Material provided —
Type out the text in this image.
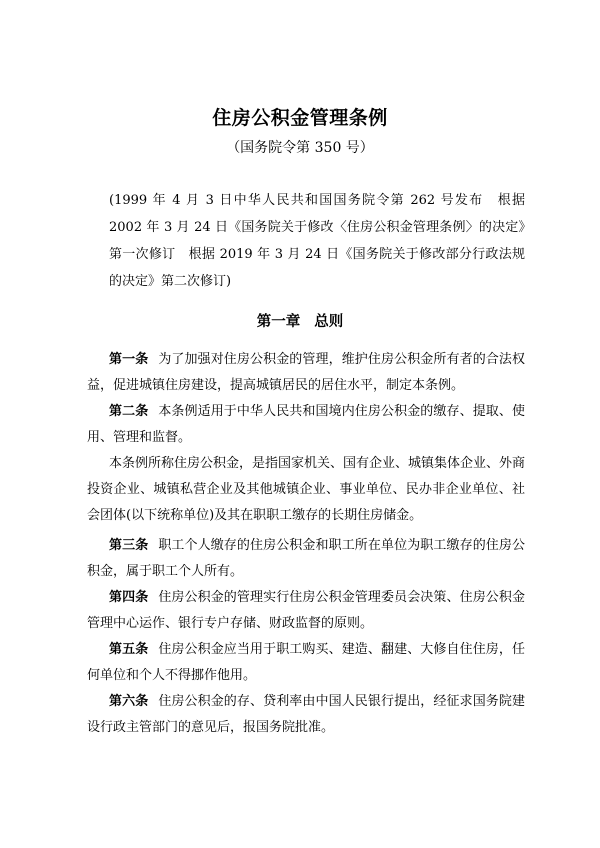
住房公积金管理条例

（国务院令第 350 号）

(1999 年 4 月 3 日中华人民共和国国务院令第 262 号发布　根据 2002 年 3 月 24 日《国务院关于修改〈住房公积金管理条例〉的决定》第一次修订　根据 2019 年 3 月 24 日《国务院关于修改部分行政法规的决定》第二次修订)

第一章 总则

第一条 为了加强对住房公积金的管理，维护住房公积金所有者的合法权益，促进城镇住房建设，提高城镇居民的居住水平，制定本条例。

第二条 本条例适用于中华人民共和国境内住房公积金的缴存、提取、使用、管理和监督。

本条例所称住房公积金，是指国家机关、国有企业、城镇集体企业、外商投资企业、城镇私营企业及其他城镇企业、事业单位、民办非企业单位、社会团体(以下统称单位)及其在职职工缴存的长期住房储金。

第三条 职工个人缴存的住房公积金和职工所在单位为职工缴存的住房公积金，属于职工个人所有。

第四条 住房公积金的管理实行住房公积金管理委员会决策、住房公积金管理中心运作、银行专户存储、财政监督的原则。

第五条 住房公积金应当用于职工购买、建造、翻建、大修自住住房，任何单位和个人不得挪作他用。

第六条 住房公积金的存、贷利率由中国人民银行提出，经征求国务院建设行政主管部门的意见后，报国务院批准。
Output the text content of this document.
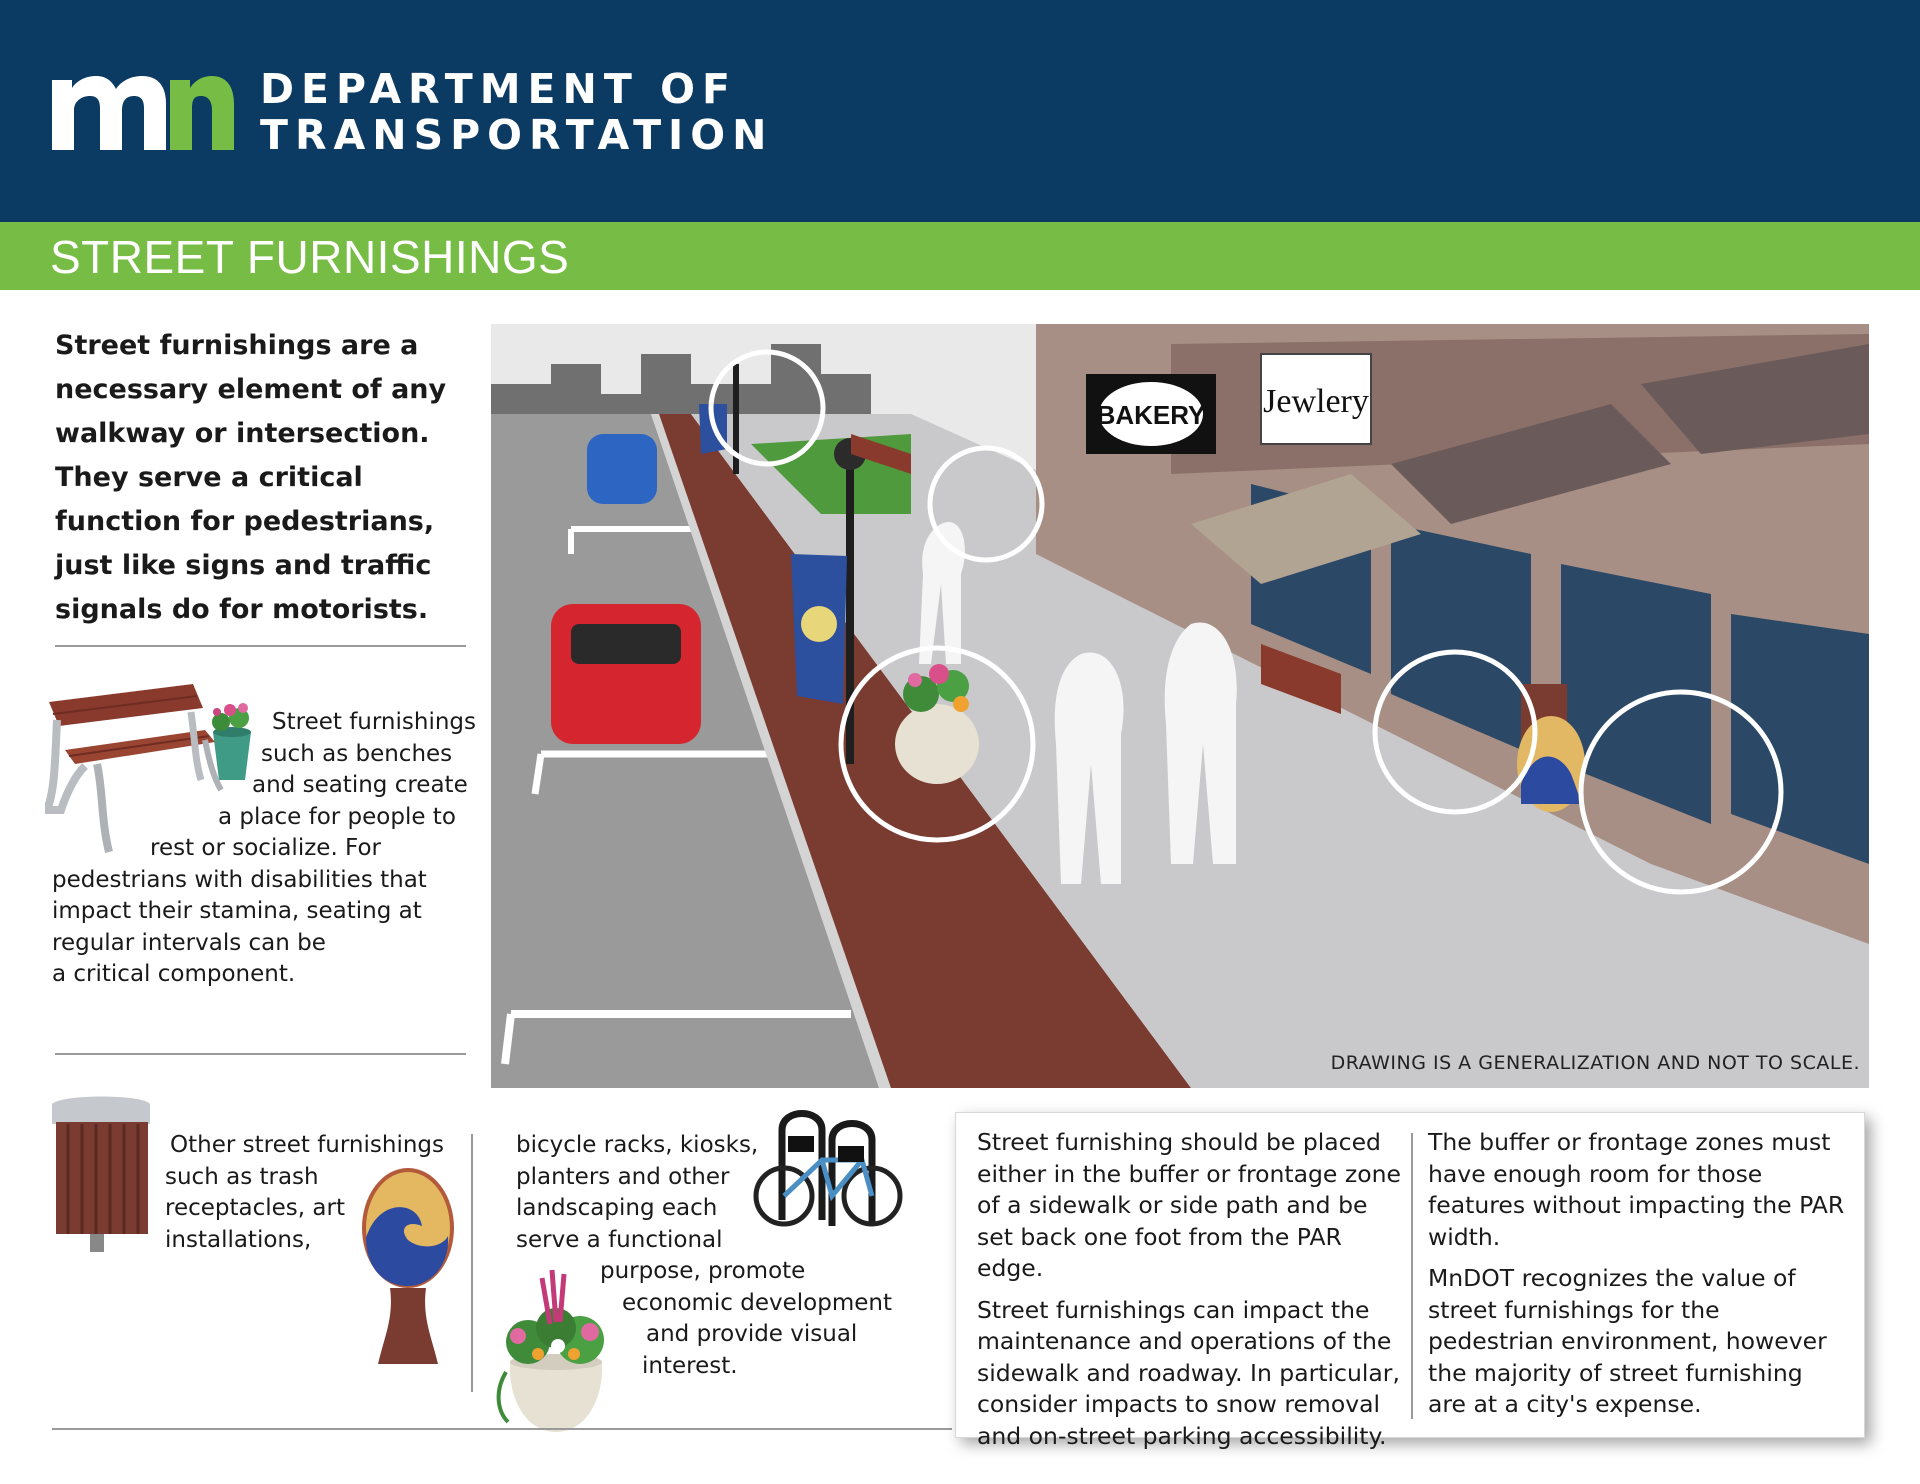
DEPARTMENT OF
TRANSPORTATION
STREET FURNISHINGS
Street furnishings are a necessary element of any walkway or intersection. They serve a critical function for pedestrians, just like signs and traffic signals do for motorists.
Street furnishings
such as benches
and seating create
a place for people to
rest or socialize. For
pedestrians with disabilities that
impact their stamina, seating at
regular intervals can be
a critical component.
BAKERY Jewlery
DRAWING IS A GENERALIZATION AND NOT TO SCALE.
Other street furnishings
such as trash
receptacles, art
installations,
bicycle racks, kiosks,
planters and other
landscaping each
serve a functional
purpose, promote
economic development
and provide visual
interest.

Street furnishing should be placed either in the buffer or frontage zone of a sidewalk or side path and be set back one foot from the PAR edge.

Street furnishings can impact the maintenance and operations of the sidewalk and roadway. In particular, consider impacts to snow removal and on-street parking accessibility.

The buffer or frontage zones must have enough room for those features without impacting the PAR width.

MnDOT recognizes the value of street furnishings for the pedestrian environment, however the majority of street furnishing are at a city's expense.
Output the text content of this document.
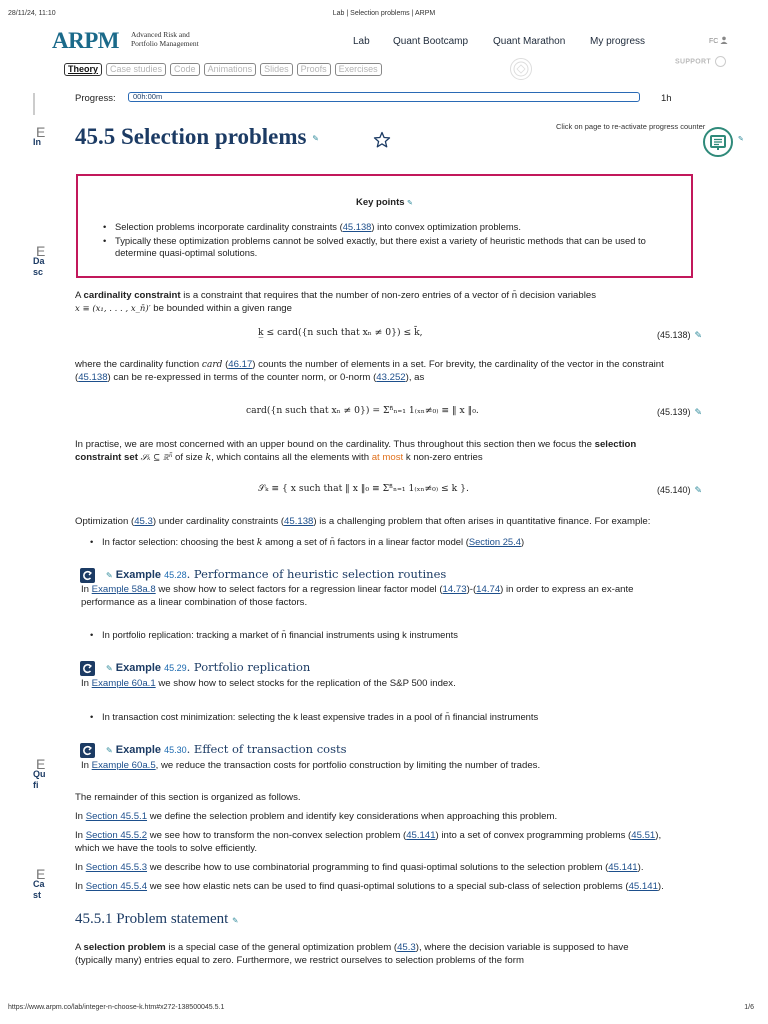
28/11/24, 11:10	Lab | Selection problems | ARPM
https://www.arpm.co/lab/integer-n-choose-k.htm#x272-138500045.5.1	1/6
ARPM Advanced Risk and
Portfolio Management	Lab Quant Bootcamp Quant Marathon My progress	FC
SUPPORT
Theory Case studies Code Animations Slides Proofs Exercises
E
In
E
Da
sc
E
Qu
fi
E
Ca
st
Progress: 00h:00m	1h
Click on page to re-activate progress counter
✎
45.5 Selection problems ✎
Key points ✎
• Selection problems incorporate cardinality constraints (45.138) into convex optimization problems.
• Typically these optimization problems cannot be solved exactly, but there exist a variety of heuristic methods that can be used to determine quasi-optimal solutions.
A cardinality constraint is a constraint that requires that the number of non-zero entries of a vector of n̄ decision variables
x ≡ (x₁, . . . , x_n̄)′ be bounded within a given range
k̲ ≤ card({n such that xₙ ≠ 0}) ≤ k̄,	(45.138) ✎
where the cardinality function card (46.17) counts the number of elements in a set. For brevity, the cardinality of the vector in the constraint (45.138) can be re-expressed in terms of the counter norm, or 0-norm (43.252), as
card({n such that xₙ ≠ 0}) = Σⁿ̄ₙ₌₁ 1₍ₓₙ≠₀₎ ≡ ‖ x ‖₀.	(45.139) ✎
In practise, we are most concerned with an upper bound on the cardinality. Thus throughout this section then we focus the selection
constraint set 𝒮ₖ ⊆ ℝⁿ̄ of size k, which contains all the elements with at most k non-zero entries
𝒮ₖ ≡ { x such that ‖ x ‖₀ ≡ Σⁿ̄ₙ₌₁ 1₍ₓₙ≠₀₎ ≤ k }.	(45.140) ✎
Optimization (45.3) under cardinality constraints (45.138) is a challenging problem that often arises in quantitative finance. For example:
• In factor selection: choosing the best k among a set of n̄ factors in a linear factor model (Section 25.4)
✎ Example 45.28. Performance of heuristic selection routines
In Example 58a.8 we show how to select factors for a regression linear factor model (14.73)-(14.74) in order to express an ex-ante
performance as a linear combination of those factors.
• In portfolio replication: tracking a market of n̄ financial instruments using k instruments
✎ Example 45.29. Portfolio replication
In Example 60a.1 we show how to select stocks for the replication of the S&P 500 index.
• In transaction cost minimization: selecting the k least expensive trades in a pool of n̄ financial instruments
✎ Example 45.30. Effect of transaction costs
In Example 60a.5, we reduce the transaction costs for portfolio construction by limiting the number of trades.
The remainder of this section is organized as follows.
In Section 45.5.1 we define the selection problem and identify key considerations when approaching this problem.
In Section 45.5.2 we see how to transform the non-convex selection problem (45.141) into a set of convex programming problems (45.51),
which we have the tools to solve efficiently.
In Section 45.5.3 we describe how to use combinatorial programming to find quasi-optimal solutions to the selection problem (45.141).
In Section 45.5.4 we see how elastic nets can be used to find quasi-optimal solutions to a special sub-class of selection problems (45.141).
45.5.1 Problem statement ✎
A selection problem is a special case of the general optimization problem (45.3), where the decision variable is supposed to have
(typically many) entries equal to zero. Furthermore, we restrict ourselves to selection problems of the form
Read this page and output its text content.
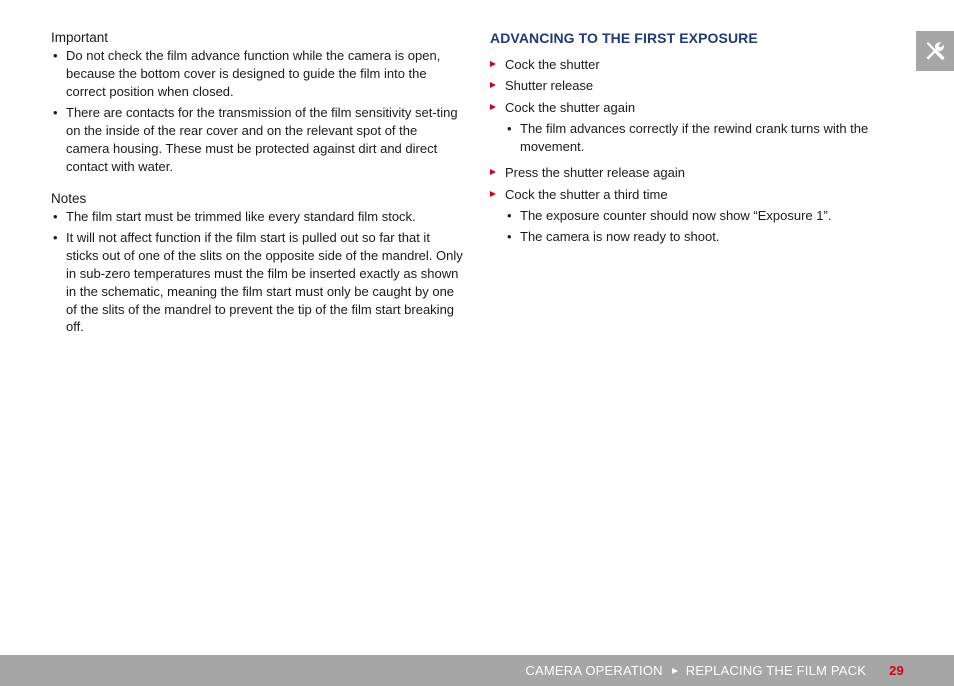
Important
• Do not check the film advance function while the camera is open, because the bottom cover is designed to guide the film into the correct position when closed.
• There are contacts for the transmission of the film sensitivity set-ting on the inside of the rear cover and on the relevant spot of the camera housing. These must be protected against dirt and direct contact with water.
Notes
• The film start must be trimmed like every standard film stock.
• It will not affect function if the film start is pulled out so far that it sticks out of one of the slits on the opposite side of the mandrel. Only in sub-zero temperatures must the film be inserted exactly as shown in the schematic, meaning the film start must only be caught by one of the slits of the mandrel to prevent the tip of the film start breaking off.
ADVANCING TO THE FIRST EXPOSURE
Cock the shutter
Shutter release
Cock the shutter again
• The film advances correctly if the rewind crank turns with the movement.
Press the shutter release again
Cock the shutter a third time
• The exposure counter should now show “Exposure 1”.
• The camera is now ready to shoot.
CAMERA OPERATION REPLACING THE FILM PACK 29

Goal — Copy all the lines of data exactly as they appear, dropping any images.

Solved exercise —
Type out the text in this image.
住房公积金管理条例

（国务院令第 350 号）

(1999 年 4 月 3 日中华人民共和国国务院令第 262 号发布　根据 2002 年 3 月 24 日《国务院关于修改〈住房公积金管理条例〉的决定》第一次修订　根据 2019 年 3 月 24 日《国务院关于修改部分行政法规的决定》第二次修订)

第一章 总则

第一条 为了加强对住房公积金的管理，维护住房公积金所有者的合法权益，促进城镇住房建设，提高城镇居民的居住水平，制定本条例。

第二条 本条例适用于中华人民共和国境内住房公积金的缴存、提取、使用、管理和监督。

本条例所称住房公积金，是指国家机关、国有企业、城镇集体企业、外商投资企业、城镇私营企业及其他城镇企业、事业单位、民办非企业单位、社会团体(以下统称单位)及其在职职工缴存的长期住房储金。

第三条 职工个人缴存的住房公积金和职工所在单位为职工缴存的住房公积金，属于职工个人所有。

第四条 住房公积金的管理实行住房公积金管理委员会决策、住房公积金管理中心运作、银行专户存储、财政监督的原则。

第五条 住房公积金应当用于职工购买、建造、翻建、大修自住住房，任何单位和个人不得挪作他用。

第六条 住房公积金的存、贷利率由中国人民银行提出，经征求国务院建设行政主管部门的意见后，报国务院批准。
Output the text content of this document.
DEPARTMENT OF
TRANSPORTATION
STREET FURNISHINGS
Street furnishings are a necessary element of any walkway or intersection. They serve a critical function for pedestrians, just like signs and traffic signals do for motorists.
Street furnishings
such as benches
and seating create
a place for people to
rest or socialize. For
pedestrians with disabilities that
impact their stamina, seating at
regular intervals can be
a critical component.
BAKERY Jewlery
DRAWING IS A GENERALIZATION AND NOT TO SCALE.
Other street furnishings
such as trash
receptacles, art
installations,
bicycle racks, kiosks,
planters and other
landscaping each
serve a functional
purpose, promote
economic development
and provide visual
interest.

Street furnishing should be placed either in the buffer or frontage zone of a sidewalk or side path and be set back one foot from the PAR edge.

Street furnishings can impact the maintenance and operations of the sidewalk and roadway. In particular, consider impacts to snow removal and on-street parking accessibility.

The buffer or frontage zones must have enough room for those features without impacting the PAR width.

MnDOT recognizes the value of street furnishings for the pedestrian environment, however the majority of street furnishing are at a city's expense.
Output the text content of this document.
28/11/24, 11:10	Lab | Selection problems | ARPM
https://www.arpm.co/lab/integer-n-choose-k.htm#x272-138500045.5.1	1/6
ARPM Advanced Risk and
Portfolio Management	Lab Quant Bootcamp Quant Marathon My progress	FC
SUPPORT
Theory Case studies Code Animations Slides Proofs Exercises
E
In
E
Da
sc
E
Qu
fi
E
Ca
st
Progress: 00h:00m	1h
Click on page to re-activate progress counter
✎
45.5 Selection problems ✎
Key points ✎
• Selection problems incorporate cardinality constraints (45.138) into convex optimization problems.
• Typically these optimization problems cannot be solved exactly, but there exist a variety of heuristic methods that can be used to determine quasi-optimal solutions.
A cardinality constraint is a constraint that requires that the number of non-zero entries of a vector of n̄ decision variables
x ≡ (x₁, . . . , x_n̄)′ be bounded within a given range
k̲ ≤ card({n such that xₙ ≠ 0}) ≤ k̄,	(45.138) ✎
where the cardinality function card (46.17) counts the number of elements in a set. For brevity, the cardinality of the vector in the constraint (45.138) can be re-expressed in terms of the counter norm, or 0-norm (43.252), as
card({n such that xₙ ≠ 0}) = Σⁿ̄ₙ₌₁ 1₍ₓₙ≠₀₎ ≡ ‖ x ‖₀.	(45.139) ✎
In practise, we are most concerned with an upper bound on the cardinality. Thus throughout this section then we focus the selection
constraint set 𝒮ₖ ⊆ ℝⁿ̄ of size k, which contains all the elements with at most k non-zero entries
𝒮ₖ ≡ { x such that ‖ x ‖₀ ≡ Σⁿ̄ₙ₌₁ 1₍ₓₙ≠₀₎ ≤ k }.	(45.140) ✎
Optimization (45.3) under cardinality constraints (45.138) is a challenging problem that often arises in quantitative finance. For example:
• In factor selection: choosing the best k among a set of n̄ factors in a linear factor model (Section 25.4)
✎ Example 45.28. Performance of heuristic selection routines
In Example 58a.8 we show how to select factors for a regression linear factor model (14.73)-(14.74) in order to express an ex-ante
performance as a linear combination of those factors.
• In portfolio replication: tracking a market of n̄ financial instruments using k instruments
✎ Example 45.29. Portfolio replication
In Example 60a.1 we show how to select stocks for the replication of the S&P 500 index.
• In transaction cost minimization: selecting the k least expensive trades in a pool of n̄ financial instruments
✎ Example 45.30. Effect of transaction costs
In Example 60a.5, we reduce the transaction costs for portfolio construction by limiting the number of trades.
The remainder of this section is organized as follows.
In Section 45.5.1 we define the selection problem and identify key considerations when approaching this problem.
In Section 45.5.2 we see how to transform the non-convex selection problem (45.141) into a set of convex programming problems (45.51),
which we have the tools to solve efficiently.
In Section 45.5.3 we describe how to use combinatorial programming to find quasi-optimal solutions to the selection problem (45.141).
In Section 45.5.4 we see how elastic nets can be used to find quasi-optimal solutions to a special sub-class of selection problems (45.141).
45.5.1 Problem statement ✎
A selection problem is a special case of the general optimization problem (45.3), where the decision variable is supposed to have
(typically many) entries equal to zero. Furthermore, we restrict ourselves to selection problems of the form
Read this page and output its text content.
Important
• Do not check the film advance function while the camera is open, because the bottom cover is designed to guide the film into the correct position when closed.
• There are contacts for the transmission of the film sensitivity set-ting on the inside of the rear cover and on the relevant spot of the camera housing. These must be protected against dirt and direct contact with water.
Notes
• The film start must be trimmed like every standard film stock.
• It will not affect function if the film start is pulled out so far that it sticks out of one of the slits on the opposite side of the mandrel. Only in sub-zero temperatures must the film be inserted exactly as shown in the schematic, meaning the film start must only be caught by one of the slits of the mandrel to prevent the tip of the film start breaking off.
ADVANCING TO THE FIRST EXPOSURE
Cock the shutter
Shutter release
Cock the shutter again
• The film advances correctly if the rewind crank turns with the movement.
Press the shutter release again
Cock the shutter a third time
• The exposure counter should now show “Exposure 1”.
• The camera is now ready to shoot.
CAMERA OPERATION REPLACING THE FILM PACK 29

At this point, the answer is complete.